Problem requirements:
Reproduce the material below verbatim, leaving out the pictures.

Begin Data shown

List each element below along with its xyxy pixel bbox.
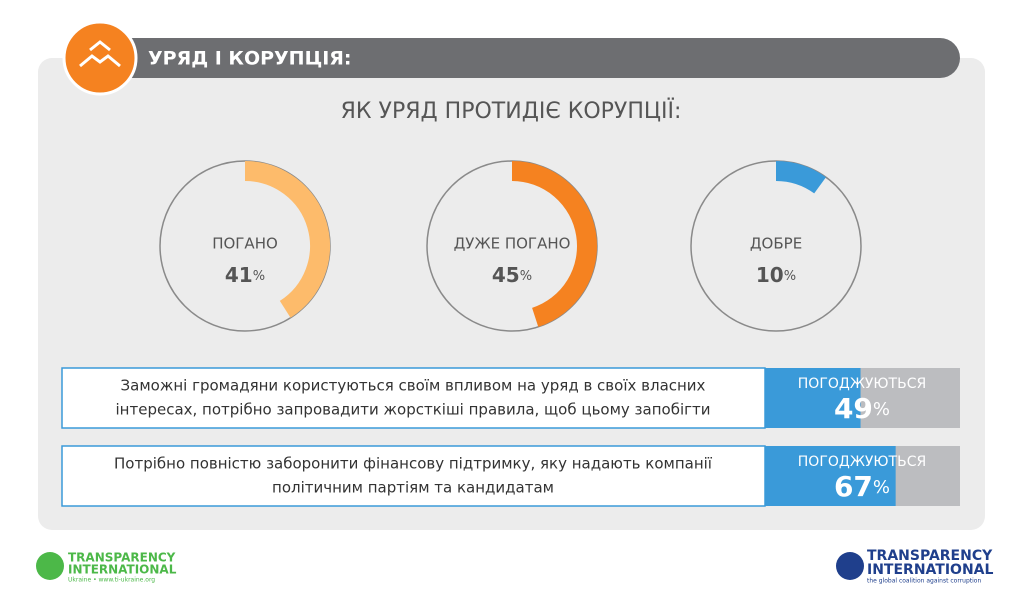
- header-bar: [70, 38, 960, 78]
- value-text: 45%: [492, 263, 532, 287]
- value-part: 10: [756, 263, 784, 287]
- value-text: 10%: [756, 263, 796, 287]
- subtitle: ЯК УРЯД ПРОТИДІЄ КОРУПЦІЇ:: [341, 98, 682, 124]
- value-part: 45: [492, 263, 520, 287]
- value-part: 67: [834, 470, 873, 503]
- value-text: 49%: [834, 392, 890, 425]
- value-text: 67%: [834, 470, 890, 503]
- statement-text: інтересах, потрібно запровадити жорсткіш…: [116, 401, 711, 419]
- value-text: 41%: [225, 263, 265, 287]
- gauge-arc: [775, 161, 826, 194]
- statement-text: Потрібно повністю заборонити фінансову п…: [114, 455, 713, 473]
- logo-sub: Ukraine • www.ti-ukraine.org: [68, 577, 155, 584]
- logo-text: INTERNATIONAL: [68, 563, 177, 577]
- value-part: %: [784, 269, 796, 284]
- statement-box: [61, 445, 766, 507]
- statement-box: [61, 367, 766, 429]
- bar: [765, 368, 861, 428]
- value-part: 49: [834, 392, 873, 425]
- header-icon: [62, 20, 138, 96]
- value-part: %: [253, 269, 265, 284]
- bar: [765, 446, 896, 506]
- logo-mark: [836, 552, 864, 580]
- value-part: 41: [225, 263, 253, 287]
- value-part: %: [873, 477, 890, 498]
- gauge-arc: [511, 161, 597, 327]
- statement-text: політичним партіям та кандидатам: [272, 479, 554, 497]
- value-part: %: [873, 399, 890, 420]
- agree-label: ПОГОДЖУЮТЬСЯ: [798, 376, 926, 392]
- header-title: УРЯД І КОРУПЦІЯ:: [148, 48, 352, 70]
- gauge-arc: [244, 161, 330, 318]
- gauge-label: ДУЖЕ ПОГАНО: [454, 235, 571, 253]
- logo-text: TRANSPARENCY: [867, 548, 993, 564]
- handshake-icon: [79, 40, 121, 68]
- agree-label: ПОГОДЖУЮТЬСЯ: [798, 454, 926, 470]
- logo-sub: the global coalition against corruption: [867, 578, 981, 585]
- statement-text: Заможні громадяни користуються своїм впл…: [121, 377, 706, 395]
- logo-text: INTERNATIONAL: [867, 562, 993, 578]
- logo-text: TRANSPARENCY: [68, 551, 176, 565]
- gauge-label: ПОГАНО: [212, 235, 278, 253]
- value-part: %: [520, 269, 532, 284]
- right-logo: TRANSPARENCY INTERNATIONAL the global co…: [836, 548, 993, 585]
- left-logo: TRANSPARENCY INTERNATIONAL Ukraine • www…: [36, 551, 177, 584]
- gauge-label: ДОБРЕ: [750, 235, 802, 253]
- logo-mark: [36, 552, 64, 580]
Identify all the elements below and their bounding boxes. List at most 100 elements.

End Data shown

Answer for the task:
List each element below along with its xyxy pixel bbox.
- header-bar: [70, 38, 960, 78]
- value-text: 45%: [492, 263, 532, 287]
- value-part: 10: [756, 263, 784, 287]
- value-text: 10%: [756, 263, 796, 287]
- subtitle: ЯК УРЯД ПРОТИДІЄ КОРУПЦІЇ:: [341, 98, 682, 124]
- value-part: 45: [492, 263, 520, 287]
- value-part: 67: [834, 470, 873, 503]
- value-text: 49%: [834, 392, 890, 425]
- value-text: 67%: [834, 470, 890, 503]
- statement-text: інтересах, потрібно запровадити жорсткіш…: [116, 401, 711, 419]
- value-text: 41%: [225, 263, 265, 287]
- gauge-arc: [775, 161, 826, 194]
- statement-text: Потрібно повністю заборонити фінансову п…: [114, 455, 713, 473]
- logo-sub: Ukraine • www.ti-ukraine.org: [68, 577, 155, 584]
- logo-text: INTERNATIONAL: [68, 563, 177, 577]
- value-part: %: [784, 269, 796, 284]
- statement-box: [61, 445, 766, 507]
- statement-box: [61, 367, 766, 429]
- bar: [765, 368, 861, 428]
- value-part: 49: [834, 392, 873, 425]
- header-icon: [62, 20, 138, 96]
- value-part: %: [253, 269, 265, 284]
- bar: [765, 446, 896, 506]
- logo-mark: [836, 552, 864, 580]
- value-part: 41: [225, 263, 253, 287]
- value-part: %: [873, 477, 890, 498]
- gauge-arc: [511, 161, 597, 327]
- statement-text: політичним партіям та кандидатам: [272, 479, 554, 497]
- value-part: %: [873, 399, 890, 420]
- agree-label: ПОГОДЖУЮТЬСЯ: [798, 376, 926, 392]
- header-title: УРЯД І КОРУПЦІЯ:: [148, 48, 352, 70]
- gauge-arc: [244, 161, 330, 318]
- gauge-label: ДУЖЕ ПОГАНО: [454, 235, 571, 253]
- logo-text: TRANSPARENCY: [867, 548, 993, 564]
- handshake-icon: [79, 40, 121, 68]
- agree-label: ПОГОДЖУЮТЬСЯ: [798, 454, 926, 470]
- logo-sub: the global coalition against corruption: [867, 578, 981, 585]
- statement-text: Заможні громадяни користуються своїм впл…: [121, 377, 706, 395]
- logo-text: INTERNATIONAL: [867, 562, 993, 578]
- logo-text: TRANSPARENCY: [68, 551, 176, 565]
- gauge-label: ПОГАНО: [212, 235, 278, 253]
- value-part: %: [520, 269, 532, 284]
- right-logo: TRANSPARENCY INTERNATIONAL the global co…: [836, 548, 993, 585]
- left-logo: TRANSPARENCY INTERNATIONAL Ukraine • www…: [36, 551, 177, 584]
- gauge-label: ДОБРЕ: [750, 235, 802, 253]
- logo-mark: [36, 552, 64, 580]
Identify all the elements below and their bounding boxes. List at most 100 elements.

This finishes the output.